> CHALLENGE
Write out exactly the lines running from the line that includes "Read out every word on this page." to the end of the data, both ends included, and nothing besides.
* * * * *
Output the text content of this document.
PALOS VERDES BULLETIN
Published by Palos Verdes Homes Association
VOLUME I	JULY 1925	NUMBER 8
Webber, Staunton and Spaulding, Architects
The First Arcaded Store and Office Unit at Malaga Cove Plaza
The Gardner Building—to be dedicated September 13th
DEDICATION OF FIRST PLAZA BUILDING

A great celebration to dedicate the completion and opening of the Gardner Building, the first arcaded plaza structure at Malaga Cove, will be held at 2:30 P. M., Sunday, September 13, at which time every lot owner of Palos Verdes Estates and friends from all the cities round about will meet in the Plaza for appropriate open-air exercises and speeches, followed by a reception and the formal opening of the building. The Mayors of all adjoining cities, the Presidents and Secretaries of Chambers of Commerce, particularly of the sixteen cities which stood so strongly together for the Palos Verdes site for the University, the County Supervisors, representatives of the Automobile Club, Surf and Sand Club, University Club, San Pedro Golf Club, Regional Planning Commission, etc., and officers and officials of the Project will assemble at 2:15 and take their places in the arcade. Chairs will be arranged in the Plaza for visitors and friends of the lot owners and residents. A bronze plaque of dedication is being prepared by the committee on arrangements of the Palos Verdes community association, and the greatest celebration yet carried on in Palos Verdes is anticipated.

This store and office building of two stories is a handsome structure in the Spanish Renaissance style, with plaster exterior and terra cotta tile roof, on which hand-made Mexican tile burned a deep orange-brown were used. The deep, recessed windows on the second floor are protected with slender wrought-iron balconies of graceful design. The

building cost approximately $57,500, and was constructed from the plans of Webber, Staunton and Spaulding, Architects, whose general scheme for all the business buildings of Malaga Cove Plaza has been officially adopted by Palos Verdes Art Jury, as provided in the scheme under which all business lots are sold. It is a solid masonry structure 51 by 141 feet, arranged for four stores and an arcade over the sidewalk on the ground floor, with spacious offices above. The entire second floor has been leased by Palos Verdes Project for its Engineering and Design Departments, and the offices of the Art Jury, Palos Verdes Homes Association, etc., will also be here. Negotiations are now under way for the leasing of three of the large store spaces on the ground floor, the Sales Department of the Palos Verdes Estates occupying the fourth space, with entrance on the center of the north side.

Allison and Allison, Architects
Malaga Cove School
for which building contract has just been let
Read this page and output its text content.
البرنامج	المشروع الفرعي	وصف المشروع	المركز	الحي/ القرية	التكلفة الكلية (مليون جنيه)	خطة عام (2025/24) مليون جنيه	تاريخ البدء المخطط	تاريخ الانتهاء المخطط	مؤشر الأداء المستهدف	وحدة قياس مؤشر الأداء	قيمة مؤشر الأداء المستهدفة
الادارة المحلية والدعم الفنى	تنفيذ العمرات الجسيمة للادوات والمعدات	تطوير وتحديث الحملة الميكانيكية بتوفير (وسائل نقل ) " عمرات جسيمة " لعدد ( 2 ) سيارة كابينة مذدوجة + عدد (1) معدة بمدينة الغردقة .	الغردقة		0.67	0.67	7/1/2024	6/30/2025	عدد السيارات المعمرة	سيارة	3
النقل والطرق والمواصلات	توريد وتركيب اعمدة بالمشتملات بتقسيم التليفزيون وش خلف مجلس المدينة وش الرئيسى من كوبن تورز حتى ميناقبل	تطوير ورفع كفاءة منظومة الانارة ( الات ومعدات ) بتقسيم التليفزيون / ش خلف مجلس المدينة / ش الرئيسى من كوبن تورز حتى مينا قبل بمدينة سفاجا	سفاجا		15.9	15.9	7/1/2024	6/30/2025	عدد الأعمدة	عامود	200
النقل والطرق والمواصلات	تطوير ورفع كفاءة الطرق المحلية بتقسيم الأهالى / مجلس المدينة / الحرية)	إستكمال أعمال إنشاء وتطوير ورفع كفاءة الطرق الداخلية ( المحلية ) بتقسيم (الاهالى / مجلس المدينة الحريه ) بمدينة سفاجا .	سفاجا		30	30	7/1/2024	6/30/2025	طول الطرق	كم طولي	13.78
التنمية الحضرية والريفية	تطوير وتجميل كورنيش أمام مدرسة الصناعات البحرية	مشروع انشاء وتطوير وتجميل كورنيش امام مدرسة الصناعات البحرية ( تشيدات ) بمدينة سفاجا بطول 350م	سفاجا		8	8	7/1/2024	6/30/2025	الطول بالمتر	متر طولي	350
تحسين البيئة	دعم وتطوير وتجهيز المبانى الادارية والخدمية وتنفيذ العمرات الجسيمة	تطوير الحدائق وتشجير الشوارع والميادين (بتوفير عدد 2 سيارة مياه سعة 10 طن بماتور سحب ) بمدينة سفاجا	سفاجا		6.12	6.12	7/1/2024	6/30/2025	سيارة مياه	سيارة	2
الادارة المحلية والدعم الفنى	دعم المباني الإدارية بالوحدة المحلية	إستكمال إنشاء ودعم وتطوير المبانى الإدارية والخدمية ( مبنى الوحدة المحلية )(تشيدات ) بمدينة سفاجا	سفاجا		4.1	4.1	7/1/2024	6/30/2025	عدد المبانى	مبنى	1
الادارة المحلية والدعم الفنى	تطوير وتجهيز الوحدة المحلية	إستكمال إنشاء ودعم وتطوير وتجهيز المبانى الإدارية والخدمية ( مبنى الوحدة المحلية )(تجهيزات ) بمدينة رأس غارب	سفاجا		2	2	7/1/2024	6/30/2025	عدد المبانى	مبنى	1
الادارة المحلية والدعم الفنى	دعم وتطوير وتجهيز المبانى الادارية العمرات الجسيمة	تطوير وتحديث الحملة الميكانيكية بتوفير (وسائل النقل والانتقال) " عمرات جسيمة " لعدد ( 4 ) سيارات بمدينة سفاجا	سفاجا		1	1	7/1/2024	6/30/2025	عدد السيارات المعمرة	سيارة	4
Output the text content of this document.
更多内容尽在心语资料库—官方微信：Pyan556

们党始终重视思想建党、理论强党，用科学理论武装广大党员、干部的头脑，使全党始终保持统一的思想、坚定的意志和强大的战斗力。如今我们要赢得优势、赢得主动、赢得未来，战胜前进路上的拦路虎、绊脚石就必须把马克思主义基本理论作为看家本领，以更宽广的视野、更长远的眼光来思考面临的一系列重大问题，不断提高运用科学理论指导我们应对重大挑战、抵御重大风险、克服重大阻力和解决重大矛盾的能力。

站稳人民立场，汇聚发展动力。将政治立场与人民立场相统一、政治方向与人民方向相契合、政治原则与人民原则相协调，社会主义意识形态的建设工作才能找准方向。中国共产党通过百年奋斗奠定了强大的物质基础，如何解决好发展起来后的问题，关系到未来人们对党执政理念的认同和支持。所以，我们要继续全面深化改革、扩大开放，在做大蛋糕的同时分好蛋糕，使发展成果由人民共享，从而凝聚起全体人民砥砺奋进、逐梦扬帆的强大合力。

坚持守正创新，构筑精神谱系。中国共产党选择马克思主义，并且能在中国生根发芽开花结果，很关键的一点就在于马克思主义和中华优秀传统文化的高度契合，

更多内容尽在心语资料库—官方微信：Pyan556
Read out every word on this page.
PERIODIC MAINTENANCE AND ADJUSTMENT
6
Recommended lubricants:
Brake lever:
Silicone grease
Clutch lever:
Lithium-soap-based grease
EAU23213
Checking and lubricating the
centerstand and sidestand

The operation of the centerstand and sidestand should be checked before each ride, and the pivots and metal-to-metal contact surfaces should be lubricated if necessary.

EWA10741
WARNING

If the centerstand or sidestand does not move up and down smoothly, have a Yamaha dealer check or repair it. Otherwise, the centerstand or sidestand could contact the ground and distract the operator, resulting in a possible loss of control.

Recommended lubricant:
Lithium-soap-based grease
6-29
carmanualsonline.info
* * * * *
> RESULT OF THIS TASK
Read out every word on this page.
PERIODIC MAINTENANCE AND ADJUSTMENT
6
Recommended lubricants:
Brake lever:
Silicone grease
Clutch lever:
Lithium-soap-based grease
EAU23213
Checking and lubricating the
centerstand and sidestand

The operation of the centerstand and sidestand should be checked before each ride, and the pivots and metal-to-metal contact surfaces should be lubricated if necessary.

EWA10741
WARNING

If the centerstand or sidestand does not move up and down smoothly, have a Yamaha dealer check or repair it. Otherwise, the centerstand or sidestand could contact the ground and distract the operator, resulting in a possible loss of control.

Recommended lubricant:
Lithium-soap-based grease
6-29
carmanualsonline.info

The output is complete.